## [Short problem]
Of the lines below, count those containing the word "verò". Reply with the number alone.

## [Available data]

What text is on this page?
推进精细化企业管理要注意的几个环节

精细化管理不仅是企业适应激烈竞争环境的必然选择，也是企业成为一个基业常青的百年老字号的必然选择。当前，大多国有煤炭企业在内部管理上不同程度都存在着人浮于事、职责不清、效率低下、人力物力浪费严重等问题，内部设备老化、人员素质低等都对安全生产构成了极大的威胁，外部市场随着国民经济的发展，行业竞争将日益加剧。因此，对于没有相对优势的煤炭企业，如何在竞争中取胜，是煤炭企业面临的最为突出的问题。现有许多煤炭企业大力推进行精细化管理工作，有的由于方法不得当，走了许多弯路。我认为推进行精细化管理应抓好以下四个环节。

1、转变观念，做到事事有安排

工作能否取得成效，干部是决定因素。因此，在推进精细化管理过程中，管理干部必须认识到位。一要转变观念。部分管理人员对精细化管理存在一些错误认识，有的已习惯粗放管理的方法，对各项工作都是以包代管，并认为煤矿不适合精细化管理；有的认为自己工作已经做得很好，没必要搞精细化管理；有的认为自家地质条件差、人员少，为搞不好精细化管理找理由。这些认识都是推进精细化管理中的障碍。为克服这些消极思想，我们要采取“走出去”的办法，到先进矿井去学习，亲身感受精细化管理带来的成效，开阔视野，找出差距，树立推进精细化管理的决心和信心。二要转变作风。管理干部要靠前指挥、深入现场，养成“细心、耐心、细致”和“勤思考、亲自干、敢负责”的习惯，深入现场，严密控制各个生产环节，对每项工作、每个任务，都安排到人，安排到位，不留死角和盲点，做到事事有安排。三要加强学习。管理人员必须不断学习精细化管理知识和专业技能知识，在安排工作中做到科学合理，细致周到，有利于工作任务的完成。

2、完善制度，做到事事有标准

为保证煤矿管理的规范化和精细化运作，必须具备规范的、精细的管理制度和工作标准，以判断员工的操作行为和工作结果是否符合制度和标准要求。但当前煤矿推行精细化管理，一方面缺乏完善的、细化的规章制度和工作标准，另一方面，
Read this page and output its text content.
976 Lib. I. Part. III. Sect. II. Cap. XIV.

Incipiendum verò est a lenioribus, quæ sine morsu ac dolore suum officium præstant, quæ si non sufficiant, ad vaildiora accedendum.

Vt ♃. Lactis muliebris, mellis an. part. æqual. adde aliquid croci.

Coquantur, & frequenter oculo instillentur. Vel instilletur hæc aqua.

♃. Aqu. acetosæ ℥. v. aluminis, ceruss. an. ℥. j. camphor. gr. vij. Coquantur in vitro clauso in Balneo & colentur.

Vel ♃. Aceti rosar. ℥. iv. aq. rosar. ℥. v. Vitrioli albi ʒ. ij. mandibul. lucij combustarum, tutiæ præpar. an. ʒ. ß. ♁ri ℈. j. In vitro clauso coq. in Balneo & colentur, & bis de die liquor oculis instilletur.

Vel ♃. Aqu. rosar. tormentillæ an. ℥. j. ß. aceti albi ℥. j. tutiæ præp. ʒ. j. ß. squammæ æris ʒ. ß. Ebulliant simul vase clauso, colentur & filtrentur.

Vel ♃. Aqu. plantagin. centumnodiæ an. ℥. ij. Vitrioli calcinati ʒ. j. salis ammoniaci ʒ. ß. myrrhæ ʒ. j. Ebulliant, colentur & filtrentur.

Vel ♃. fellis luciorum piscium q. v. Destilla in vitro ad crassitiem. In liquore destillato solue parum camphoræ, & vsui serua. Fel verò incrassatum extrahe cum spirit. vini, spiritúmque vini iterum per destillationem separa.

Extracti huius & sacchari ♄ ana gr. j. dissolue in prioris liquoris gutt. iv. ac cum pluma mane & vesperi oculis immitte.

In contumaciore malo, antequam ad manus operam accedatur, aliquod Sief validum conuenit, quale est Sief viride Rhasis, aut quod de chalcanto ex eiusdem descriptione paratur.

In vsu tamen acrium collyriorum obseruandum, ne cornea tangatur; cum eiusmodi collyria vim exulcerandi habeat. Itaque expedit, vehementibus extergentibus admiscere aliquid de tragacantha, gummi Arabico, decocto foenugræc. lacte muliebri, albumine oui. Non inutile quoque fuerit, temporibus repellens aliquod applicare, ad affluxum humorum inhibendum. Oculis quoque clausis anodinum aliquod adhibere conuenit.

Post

## [Correct result]
2